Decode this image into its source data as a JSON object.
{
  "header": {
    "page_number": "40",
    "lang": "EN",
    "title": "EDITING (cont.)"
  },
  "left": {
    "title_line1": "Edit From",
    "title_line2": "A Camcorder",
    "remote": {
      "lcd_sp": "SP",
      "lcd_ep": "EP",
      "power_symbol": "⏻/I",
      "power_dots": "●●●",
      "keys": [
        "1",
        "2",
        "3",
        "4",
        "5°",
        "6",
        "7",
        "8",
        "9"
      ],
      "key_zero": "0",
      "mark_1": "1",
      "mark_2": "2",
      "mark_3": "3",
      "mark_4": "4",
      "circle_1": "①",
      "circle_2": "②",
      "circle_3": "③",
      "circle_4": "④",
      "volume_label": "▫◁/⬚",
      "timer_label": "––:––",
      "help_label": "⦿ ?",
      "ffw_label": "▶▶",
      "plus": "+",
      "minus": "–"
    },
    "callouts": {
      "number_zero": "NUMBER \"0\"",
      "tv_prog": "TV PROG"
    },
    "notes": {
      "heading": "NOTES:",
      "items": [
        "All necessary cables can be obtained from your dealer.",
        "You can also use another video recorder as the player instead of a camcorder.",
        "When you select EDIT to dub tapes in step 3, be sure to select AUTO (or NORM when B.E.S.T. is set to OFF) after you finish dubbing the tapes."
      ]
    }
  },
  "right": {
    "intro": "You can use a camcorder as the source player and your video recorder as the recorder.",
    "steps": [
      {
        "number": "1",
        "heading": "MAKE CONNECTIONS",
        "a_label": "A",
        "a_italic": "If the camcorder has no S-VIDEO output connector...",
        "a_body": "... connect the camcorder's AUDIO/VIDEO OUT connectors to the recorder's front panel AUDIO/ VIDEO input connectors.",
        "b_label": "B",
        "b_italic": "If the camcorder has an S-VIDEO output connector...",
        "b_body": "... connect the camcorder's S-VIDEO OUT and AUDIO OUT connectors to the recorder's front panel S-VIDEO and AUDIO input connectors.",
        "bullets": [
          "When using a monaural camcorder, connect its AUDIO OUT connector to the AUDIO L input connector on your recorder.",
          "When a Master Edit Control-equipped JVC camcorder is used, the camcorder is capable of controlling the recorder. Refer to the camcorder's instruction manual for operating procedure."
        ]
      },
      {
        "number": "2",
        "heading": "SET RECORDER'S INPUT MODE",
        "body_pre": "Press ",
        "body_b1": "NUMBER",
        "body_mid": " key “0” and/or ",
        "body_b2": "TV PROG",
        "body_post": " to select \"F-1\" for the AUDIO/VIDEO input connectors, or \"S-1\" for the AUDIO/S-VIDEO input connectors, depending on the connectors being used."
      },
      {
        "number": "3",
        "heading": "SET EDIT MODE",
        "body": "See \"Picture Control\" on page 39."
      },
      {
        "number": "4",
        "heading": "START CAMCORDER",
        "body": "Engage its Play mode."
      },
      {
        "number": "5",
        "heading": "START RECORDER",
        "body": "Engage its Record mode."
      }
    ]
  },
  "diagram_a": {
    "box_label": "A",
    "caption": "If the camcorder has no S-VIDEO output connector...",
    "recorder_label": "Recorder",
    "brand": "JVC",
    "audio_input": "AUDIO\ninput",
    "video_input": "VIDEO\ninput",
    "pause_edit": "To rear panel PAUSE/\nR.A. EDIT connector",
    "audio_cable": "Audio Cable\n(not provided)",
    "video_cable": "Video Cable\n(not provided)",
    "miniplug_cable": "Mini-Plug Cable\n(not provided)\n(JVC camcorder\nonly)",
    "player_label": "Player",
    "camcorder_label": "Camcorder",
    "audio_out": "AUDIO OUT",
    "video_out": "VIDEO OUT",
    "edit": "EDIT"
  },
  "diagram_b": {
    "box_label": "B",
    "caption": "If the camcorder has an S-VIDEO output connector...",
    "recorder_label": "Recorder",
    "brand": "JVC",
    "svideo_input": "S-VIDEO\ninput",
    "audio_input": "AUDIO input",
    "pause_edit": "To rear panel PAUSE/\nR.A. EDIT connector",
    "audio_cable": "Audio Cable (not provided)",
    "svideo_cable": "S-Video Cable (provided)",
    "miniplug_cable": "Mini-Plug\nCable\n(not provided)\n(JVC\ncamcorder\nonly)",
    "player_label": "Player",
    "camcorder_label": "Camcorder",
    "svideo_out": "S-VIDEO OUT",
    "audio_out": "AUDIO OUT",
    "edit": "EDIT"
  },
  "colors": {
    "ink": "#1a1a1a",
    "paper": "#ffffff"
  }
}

STATED EXERCISE:
Collect every line with the string "ninput" from the records, and copy each.

OUTPUT OF THE TASK:
    "audio_input": "AUDIO\ninput",
    "video_input": "VIDEO\ninput",
    "svideo_input": "S-VIDEO\ninput",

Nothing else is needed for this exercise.